▸ **Task objective**:
Gather all lines from the material that contain "true".

---

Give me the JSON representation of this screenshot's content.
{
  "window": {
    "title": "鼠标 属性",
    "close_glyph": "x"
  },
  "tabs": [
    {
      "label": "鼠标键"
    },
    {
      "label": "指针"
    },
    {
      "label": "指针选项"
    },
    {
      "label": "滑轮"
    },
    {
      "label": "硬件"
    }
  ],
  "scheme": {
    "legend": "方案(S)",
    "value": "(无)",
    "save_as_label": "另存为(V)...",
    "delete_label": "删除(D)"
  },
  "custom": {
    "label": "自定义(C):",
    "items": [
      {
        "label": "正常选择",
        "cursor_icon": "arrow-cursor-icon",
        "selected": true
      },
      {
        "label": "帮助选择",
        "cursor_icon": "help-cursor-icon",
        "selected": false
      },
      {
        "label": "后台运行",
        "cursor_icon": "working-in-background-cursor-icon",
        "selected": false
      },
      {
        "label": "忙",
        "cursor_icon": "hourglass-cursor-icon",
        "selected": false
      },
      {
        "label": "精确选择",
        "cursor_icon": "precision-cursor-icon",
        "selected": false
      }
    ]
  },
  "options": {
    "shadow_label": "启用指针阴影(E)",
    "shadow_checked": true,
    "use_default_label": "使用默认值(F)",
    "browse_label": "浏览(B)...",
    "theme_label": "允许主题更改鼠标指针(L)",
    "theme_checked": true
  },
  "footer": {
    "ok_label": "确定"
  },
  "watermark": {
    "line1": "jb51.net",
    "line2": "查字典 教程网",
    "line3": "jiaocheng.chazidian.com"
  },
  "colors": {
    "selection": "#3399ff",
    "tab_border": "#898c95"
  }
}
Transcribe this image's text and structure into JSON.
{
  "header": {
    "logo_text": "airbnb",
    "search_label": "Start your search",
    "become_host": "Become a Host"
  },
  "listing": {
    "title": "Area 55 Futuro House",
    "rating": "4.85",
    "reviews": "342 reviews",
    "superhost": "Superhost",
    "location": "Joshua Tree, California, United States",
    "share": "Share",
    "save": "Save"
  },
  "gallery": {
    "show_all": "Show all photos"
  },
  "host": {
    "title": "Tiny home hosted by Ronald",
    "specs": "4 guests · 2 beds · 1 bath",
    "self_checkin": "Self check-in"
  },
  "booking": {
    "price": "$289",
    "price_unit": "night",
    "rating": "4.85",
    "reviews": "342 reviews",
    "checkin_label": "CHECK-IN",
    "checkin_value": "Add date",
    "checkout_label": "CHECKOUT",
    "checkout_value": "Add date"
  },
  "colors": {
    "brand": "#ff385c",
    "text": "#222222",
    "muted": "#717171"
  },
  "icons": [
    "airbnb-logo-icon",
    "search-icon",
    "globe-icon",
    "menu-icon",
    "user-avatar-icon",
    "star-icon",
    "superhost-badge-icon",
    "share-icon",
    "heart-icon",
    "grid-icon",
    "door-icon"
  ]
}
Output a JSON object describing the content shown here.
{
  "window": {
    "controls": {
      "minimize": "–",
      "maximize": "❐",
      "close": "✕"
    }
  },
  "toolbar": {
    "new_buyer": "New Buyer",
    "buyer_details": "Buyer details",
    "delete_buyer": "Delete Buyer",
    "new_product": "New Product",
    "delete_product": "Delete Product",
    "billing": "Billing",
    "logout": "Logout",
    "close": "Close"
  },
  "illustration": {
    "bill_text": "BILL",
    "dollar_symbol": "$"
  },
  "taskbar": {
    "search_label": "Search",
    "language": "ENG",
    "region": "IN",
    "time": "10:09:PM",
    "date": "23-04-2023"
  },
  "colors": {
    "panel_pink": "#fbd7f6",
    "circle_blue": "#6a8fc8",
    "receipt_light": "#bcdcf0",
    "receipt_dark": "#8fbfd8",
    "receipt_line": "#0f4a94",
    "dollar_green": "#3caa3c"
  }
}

---

▸ **Solution**:
        "selected": true
    "shadow_checked": true,
    "theme_checked": true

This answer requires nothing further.